WORK TASK
Would you count the lines below that contain the string "Florence" and reply with that number only?

*** Opening DATA TO EXAMINE ***

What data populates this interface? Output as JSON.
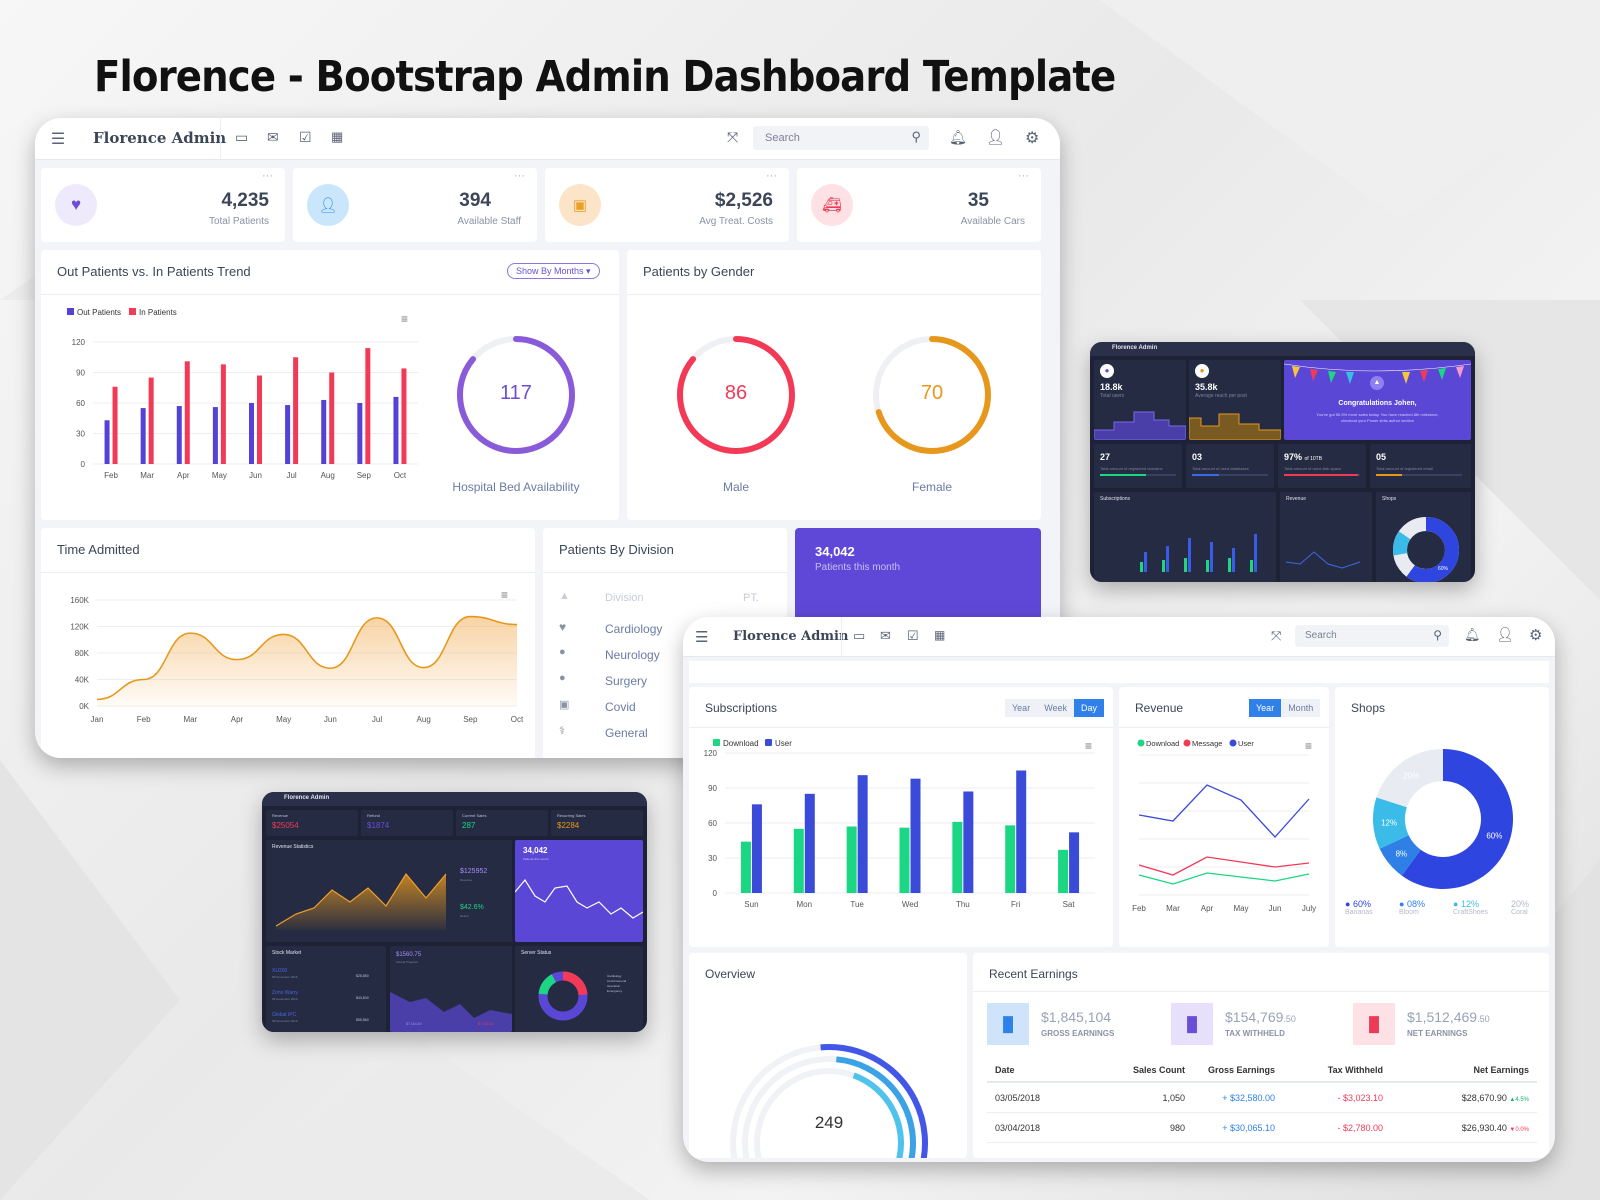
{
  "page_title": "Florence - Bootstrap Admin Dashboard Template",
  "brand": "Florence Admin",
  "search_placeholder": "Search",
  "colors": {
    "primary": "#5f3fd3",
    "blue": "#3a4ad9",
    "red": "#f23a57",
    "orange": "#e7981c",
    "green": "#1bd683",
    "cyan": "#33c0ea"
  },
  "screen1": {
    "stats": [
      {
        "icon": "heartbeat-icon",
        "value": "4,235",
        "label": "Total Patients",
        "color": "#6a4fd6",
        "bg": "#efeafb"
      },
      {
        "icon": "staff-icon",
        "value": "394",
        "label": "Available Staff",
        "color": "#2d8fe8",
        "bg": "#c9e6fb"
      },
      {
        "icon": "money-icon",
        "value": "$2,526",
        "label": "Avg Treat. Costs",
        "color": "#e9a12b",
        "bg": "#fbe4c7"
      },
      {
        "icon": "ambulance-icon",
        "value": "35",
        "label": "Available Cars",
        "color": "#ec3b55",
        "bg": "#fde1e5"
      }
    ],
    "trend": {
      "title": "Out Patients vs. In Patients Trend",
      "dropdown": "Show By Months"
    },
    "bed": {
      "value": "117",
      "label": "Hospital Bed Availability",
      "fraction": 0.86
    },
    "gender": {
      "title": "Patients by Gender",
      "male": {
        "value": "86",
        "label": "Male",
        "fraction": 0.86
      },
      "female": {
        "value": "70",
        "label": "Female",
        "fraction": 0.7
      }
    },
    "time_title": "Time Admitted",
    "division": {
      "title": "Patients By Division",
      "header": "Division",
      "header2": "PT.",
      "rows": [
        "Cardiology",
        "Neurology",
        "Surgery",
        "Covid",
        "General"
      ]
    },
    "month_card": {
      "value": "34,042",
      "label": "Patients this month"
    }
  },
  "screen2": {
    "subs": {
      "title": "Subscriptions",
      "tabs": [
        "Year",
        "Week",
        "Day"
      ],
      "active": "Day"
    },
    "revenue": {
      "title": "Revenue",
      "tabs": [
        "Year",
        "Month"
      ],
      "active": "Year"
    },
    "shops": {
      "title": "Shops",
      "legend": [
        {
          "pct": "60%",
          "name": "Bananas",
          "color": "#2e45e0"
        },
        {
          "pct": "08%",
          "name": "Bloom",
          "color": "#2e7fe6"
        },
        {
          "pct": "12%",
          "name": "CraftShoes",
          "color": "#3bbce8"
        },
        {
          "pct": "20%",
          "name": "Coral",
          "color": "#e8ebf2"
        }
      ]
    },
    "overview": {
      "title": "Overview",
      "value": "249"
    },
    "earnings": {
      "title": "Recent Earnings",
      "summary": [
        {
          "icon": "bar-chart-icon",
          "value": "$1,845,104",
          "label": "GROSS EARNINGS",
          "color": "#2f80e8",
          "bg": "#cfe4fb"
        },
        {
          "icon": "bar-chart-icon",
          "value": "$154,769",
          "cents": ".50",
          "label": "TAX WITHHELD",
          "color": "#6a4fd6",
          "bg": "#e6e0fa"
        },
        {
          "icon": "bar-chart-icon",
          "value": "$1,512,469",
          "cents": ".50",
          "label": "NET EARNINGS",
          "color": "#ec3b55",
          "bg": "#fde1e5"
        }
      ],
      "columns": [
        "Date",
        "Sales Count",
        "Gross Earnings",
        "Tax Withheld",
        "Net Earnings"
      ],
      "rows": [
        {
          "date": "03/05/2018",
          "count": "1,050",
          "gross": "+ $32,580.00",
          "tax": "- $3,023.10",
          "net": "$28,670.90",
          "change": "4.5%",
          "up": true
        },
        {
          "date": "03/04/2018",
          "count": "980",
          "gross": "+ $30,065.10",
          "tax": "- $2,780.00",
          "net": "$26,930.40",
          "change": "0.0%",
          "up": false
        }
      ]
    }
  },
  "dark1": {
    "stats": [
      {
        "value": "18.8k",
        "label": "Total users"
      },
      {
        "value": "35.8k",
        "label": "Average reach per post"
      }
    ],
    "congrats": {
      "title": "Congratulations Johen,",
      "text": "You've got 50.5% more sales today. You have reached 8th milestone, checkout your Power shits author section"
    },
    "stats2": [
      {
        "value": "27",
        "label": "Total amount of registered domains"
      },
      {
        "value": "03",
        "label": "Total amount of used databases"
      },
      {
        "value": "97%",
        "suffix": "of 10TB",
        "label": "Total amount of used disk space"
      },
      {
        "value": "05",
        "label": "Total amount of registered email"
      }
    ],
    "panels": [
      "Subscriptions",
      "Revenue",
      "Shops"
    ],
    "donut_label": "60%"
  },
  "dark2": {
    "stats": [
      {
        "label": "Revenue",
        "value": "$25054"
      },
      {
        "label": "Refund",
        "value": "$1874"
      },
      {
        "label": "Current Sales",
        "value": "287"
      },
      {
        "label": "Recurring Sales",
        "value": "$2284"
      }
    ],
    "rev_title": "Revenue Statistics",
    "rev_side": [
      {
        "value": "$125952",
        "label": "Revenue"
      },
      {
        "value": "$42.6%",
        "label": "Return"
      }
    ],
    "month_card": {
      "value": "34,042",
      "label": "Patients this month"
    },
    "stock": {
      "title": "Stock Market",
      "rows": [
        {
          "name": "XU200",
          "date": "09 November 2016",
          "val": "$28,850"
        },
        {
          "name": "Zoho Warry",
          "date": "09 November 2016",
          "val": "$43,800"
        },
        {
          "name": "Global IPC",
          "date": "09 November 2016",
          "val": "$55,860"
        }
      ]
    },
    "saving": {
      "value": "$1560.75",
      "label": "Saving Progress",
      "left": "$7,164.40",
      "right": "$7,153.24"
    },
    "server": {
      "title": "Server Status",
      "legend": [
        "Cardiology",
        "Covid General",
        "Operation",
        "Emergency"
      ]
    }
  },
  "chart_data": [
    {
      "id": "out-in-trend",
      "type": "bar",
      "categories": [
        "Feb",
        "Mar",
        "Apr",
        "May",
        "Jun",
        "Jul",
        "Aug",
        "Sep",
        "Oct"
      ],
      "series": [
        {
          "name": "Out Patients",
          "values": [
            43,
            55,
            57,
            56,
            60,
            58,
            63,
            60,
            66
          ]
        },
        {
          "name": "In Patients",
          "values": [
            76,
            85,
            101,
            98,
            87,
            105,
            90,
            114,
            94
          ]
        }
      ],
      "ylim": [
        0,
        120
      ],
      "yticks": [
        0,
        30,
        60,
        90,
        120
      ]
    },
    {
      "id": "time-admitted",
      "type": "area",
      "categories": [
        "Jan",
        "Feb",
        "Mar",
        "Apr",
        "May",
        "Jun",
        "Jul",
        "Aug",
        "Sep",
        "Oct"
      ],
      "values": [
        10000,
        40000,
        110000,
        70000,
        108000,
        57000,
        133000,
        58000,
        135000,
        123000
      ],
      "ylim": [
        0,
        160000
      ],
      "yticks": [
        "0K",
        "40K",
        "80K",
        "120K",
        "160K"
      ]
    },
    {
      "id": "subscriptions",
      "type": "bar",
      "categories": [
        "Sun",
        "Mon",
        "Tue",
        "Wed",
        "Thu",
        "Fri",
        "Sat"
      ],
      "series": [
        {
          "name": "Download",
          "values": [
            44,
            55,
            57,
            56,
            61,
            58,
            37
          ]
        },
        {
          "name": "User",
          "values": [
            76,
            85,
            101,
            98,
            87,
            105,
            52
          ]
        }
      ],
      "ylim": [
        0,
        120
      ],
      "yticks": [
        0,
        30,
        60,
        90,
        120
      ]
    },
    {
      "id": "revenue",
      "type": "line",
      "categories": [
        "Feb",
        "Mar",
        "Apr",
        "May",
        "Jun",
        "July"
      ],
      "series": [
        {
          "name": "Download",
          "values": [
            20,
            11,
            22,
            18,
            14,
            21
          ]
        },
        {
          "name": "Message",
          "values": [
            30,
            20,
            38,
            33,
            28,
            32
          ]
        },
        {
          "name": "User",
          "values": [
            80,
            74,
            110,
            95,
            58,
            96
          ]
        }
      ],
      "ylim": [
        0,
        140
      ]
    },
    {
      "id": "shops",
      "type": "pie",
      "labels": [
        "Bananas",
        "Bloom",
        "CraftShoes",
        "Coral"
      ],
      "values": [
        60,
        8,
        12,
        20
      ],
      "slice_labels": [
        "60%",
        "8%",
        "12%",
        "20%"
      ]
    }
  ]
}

*** Closing DATA TO EXAMINE ***

EXERCISE ANSWER
2